• PROBLEM TO SOLVE: How many lines of the records hold the string "samtidigt"? Reply with the number alone.

• DATA SECTION:
+++++

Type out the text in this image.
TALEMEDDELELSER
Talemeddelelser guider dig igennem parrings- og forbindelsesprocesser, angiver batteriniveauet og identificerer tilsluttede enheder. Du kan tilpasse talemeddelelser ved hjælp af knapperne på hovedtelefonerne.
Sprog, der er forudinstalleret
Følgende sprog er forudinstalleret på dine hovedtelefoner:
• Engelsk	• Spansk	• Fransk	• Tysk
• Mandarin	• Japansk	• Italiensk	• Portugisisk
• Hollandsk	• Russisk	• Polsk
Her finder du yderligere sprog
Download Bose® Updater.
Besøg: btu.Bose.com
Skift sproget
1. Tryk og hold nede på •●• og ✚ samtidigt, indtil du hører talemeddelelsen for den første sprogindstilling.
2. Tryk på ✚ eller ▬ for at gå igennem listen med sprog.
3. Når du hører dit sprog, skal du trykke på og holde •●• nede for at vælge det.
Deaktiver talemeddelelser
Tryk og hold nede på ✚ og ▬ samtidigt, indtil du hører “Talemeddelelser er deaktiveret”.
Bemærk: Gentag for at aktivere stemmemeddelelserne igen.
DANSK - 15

+++++

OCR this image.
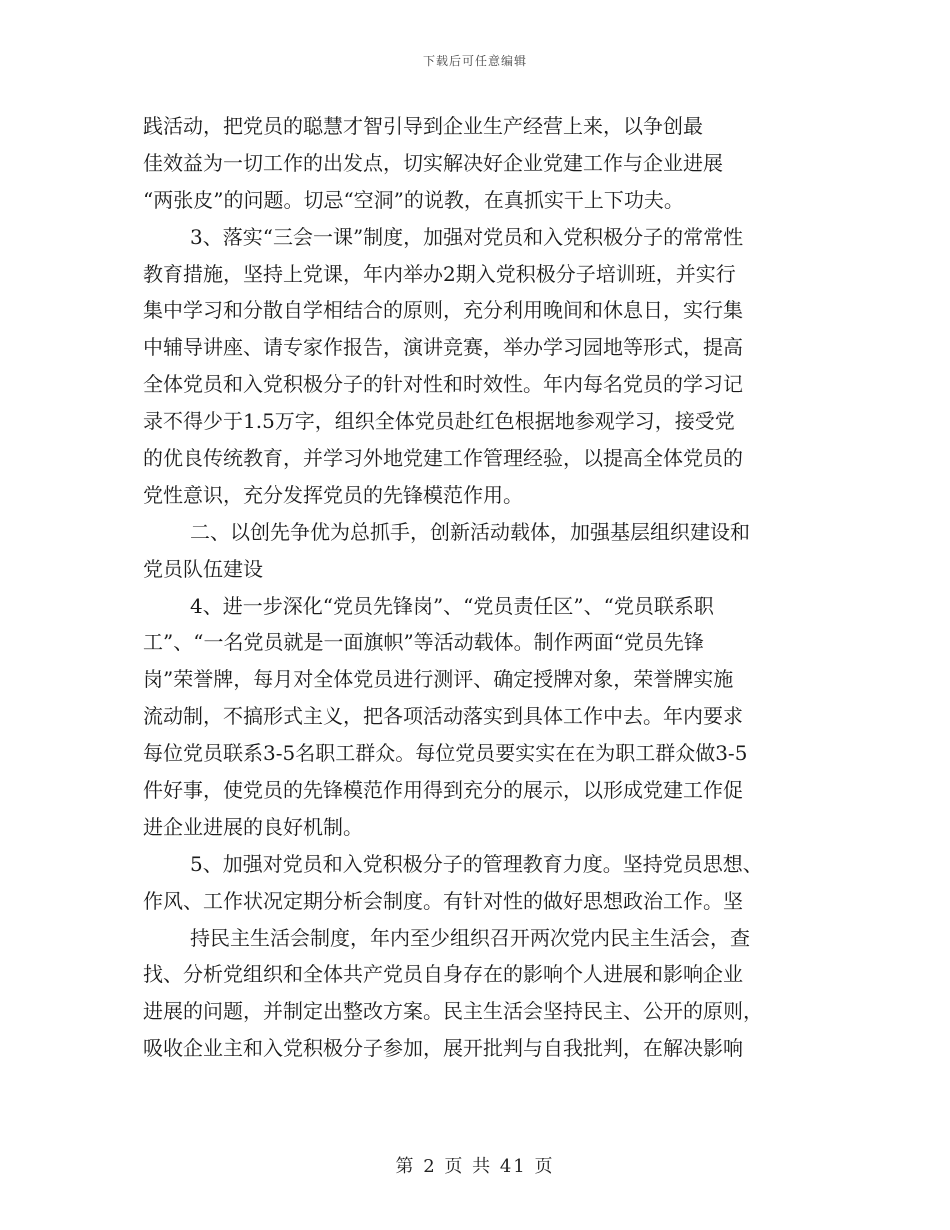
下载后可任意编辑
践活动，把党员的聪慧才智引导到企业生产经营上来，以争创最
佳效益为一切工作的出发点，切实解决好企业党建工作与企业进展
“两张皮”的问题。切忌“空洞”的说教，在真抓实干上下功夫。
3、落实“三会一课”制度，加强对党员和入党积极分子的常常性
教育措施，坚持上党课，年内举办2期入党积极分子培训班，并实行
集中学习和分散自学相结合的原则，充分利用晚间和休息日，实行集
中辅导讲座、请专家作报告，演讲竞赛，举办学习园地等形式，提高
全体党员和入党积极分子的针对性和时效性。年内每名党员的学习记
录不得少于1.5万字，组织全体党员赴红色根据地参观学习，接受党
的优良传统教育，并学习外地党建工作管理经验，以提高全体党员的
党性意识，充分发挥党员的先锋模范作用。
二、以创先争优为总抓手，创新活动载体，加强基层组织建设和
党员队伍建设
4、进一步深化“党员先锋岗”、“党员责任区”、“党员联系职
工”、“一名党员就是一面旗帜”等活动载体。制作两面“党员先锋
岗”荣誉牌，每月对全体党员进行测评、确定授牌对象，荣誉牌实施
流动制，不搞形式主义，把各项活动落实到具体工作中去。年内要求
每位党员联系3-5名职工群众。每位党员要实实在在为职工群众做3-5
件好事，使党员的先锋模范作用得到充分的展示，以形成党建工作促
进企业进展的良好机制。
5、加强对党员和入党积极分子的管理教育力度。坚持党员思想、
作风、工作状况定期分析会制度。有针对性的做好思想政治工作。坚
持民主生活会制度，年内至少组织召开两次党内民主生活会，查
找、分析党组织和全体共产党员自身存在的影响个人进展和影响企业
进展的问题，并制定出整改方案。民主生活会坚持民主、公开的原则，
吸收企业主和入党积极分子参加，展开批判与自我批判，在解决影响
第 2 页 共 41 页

+++++

• WRITTEN SOLUTION: 2